# Exercise:
Extract every line from each item below and reproduce it without changing anything.

Element placement records
%%
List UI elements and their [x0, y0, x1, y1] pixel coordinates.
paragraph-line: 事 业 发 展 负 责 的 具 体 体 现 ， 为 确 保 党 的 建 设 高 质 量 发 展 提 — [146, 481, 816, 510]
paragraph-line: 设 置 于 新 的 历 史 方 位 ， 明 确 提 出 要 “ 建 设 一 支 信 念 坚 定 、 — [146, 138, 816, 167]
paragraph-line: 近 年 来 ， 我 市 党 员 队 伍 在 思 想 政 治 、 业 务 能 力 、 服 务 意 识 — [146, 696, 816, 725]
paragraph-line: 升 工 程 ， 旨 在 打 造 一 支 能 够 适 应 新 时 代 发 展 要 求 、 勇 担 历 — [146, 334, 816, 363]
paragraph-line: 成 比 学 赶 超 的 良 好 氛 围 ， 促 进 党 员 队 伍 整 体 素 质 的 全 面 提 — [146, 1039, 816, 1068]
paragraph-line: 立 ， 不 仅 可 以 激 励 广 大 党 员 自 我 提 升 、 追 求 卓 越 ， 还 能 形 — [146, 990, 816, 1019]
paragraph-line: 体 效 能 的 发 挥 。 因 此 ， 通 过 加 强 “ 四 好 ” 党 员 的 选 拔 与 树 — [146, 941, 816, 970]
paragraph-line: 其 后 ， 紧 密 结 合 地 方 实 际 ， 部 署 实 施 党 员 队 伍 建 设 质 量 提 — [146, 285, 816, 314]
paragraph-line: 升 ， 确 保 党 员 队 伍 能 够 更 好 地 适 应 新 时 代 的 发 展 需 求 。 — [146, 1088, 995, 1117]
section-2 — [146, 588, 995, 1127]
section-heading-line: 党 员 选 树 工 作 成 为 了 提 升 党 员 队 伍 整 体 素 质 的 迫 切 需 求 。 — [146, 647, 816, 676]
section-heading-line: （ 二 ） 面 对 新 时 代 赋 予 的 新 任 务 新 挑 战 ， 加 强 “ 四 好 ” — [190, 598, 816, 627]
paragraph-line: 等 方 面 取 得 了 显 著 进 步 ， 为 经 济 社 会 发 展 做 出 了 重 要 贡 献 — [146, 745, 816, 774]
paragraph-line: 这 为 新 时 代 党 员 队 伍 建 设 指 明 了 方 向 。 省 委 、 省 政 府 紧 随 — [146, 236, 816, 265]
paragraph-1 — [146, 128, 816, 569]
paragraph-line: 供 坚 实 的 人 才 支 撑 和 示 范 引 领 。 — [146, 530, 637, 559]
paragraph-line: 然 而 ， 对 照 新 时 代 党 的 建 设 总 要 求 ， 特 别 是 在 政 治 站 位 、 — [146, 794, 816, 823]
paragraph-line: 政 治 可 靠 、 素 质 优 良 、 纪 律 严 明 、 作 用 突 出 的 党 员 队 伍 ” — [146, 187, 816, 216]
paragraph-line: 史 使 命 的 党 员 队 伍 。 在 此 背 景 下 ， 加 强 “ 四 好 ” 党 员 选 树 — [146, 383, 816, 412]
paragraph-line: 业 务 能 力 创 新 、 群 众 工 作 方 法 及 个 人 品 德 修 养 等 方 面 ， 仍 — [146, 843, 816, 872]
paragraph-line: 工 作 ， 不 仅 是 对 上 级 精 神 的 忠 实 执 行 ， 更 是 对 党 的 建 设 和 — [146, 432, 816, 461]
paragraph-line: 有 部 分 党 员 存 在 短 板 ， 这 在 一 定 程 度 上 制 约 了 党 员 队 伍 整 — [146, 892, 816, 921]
%%
# Answer:
List UI elements and their [x0, y0, x1, y1] pixel coordinates.
paragraph-line: 事 业 发 展 负 责 的 具 体 体 现 ， 为 确 保 党 的 建 设 高 质 量 发 展 提 — [146, 481, 816, 510]
paragraph-line: 设 置 于 新 的 历 史 方 位 ， 明 确 提 出 要 “ 建 设 一 支 信 念 坚 定 、 — [146, 138, 816, 167]
paragraph-line: 近 年 来 ， 我 市 党 员 队 伍 在 思 想 政 治 、 业 务 能 力 、 服 务 意 识 — [146, 696, 816, 725]
paragraph-line: 升 工 程 ， 旨 在 打 造 一 支 能 够 适 应 新 时 代 发 展 要 求 、 勇 担 历 — [146, 334, 816, 363]
paragraph-line: 成 比 学 赶 超 的 良 好 氛 围 ， 促 进 党 员 队 伍 整 体 素 质 的 全 面 提 — [146, 1039, 816, 1068]
paragraph-line: 立 ， 不 仅 可 以 激 励 广 大 党 员 自 我 提 升 、 追 求 卓 越 ， 还 能 形 — [146, 990, 816, 1019]
paragraph-line: 体 效 能 的 发 挥 。 因 此 ， 通 过 加 强 “ 四 好 ” 党 员 的 选 拔 与 树 — [146, 941, 816, 970]
paragraph-line: 其 后 ， 紧 密 结 合 地 方 实 际 ， 部 署 实 施 党 员 队 伍 建 设 质 量 提 — [146, 285, 816, 314]
paragraph-line: 升 ， 确 保 党 员 队 伍 能 够 更 好 地 适 应 新 时 代 的 发 展 需 求 。 — [146, 1088, 995, 1117]
section-2 — [146, 588, 995, 1127]
section-heading-line: 党 员 选 树 工 作 成 为 了 提 升 党 员 队 伍 整 体 素 质 的 迫 切 需 求 。 — [146, 647, 816, 676]
section-heading-line: （ 二 ） 面 对 新 时 代 赋 予 的 新 任 务 新 挑 战 ， 加 强 “ 四 好 ” — [190, 598, 816, 627]
paragraph-line: 等 方 面 取 得 了 显 著 进 步 ， 为 经 济 社 会 发 展 做 出 了 重 要 贡 献 — [146, 745, 816, 774]
paragraph-line: 这 为 新 时 代 党 员 队 伍 建 设 指 明 了 方 向 。 省 委 、 省 政 府 紧 随 — [146, 236, 816, 265]
paragraph-1 — [146, 128, 816, 569]
paragraph-line: 供 坚 实 的 人 才 支 撑 和 示 范 引 领 。 — [146, 530, 637, 559]
paragraph-line: 然 而 ， 对 照 新 时 代 党 的 建 设 总 要 求 ， 特 别 是 在 政 治 站 位 、 — [146, 794, 816, 823]
paragraph-line: 政 治 可 靠 、 素 质 优 良 、 纪 律 严 明 、 作 用 突 出 的 党 员 队 伍 ” — [146, 187, 816, 216]
paragraph-line: 史 使 命 的 党 员 队 伍 。 在 此 背 景 下 ， 加 强 “ 四 好 ” 党 员 选 树 — [146, 383, 816, 412]
paragraph-line: 业 务 能 力 创 新 、 群 众 工 作 方 法 及 个 人 品 德 修 养 等 方 面 ， 仍 — [146, 843, 816, 872]
paragraph-line: 工 作 ， 不 仅 是 对 上 级 精 神 的 忠 实 执 行 ， 更 是 对 党 的 建 设 和 — [146, 432, 816, 461]
paragraph-line: 有 部 分 党 员 存 在 短 板 ， 这 在 一 定 程 度 上 制 约 了 党 员 队 伍 整 — [146, 892, 816, 921]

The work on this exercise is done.